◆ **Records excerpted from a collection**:
· · ·

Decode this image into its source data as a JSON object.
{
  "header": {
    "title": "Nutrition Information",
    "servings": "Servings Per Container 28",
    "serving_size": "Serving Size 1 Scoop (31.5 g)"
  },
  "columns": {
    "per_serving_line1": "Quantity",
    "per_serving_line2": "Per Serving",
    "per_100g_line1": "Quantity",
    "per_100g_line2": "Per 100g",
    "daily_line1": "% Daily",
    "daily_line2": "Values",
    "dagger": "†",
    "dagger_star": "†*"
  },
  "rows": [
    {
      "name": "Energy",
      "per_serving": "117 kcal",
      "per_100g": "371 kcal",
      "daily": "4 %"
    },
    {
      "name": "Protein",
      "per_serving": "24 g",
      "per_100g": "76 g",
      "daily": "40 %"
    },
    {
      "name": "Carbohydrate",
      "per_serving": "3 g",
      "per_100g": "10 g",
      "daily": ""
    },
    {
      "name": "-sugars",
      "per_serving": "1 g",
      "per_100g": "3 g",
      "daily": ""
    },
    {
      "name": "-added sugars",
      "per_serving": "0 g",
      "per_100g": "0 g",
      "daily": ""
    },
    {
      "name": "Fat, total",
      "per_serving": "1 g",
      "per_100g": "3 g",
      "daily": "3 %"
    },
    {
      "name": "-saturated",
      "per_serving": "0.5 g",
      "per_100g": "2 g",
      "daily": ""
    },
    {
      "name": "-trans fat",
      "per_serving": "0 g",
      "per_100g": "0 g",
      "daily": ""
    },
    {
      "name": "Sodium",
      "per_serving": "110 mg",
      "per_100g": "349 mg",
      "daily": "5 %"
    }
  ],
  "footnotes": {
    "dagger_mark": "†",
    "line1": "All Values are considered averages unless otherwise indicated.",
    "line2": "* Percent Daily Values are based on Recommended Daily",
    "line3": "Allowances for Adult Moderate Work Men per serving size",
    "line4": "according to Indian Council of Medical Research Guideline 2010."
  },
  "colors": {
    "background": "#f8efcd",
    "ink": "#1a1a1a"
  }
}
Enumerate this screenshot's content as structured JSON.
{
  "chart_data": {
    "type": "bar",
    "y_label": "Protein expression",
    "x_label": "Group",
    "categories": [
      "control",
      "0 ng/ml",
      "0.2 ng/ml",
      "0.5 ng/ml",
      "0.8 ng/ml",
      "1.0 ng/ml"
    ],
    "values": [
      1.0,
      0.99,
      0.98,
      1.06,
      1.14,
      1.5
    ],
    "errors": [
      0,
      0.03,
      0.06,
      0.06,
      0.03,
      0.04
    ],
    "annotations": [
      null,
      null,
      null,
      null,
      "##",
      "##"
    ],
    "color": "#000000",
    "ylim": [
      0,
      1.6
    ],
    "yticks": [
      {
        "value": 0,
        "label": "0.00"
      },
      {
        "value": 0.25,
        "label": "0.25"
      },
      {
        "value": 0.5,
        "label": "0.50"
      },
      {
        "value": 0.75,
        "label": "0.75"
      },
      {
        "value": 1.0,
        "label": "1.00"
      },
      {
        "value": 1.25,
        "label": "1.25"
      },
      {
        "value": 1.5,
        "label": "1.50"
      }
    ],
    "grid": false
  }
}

· · ·

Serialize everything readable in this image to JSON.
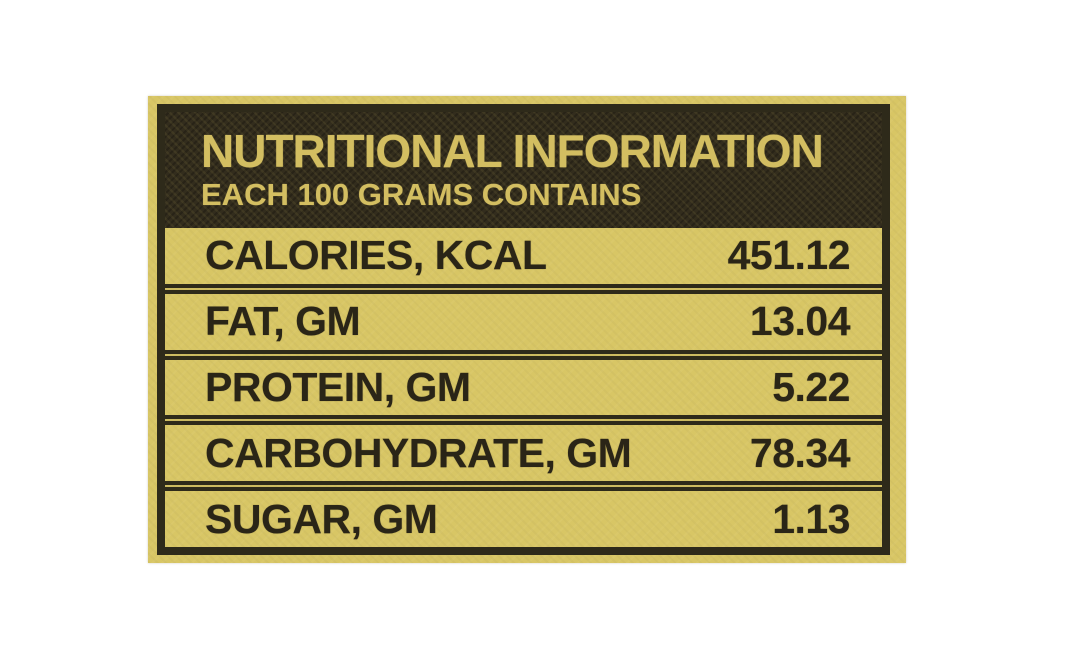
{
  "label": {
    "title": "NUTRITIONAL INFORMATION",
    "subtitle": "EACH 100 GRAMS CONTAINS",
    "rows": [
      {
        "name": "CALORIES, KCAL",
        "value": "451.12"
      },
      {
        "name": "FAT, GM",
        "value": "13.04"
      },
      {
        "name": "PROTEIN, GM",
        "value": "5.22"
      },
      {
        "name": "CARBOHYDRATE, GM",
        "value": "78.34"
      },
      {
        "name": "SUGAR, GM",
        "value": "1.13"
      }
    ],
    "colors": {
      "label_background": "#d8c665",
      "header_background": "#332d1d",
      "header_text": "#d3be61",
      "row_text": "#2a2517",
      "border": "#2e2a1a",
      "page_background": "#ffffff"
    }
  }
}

· · ·

◆ **EXERCISE**:
Count of lines that include "JSON" in the records above: write that value only.

◆ **RESPONSE BOX**:
3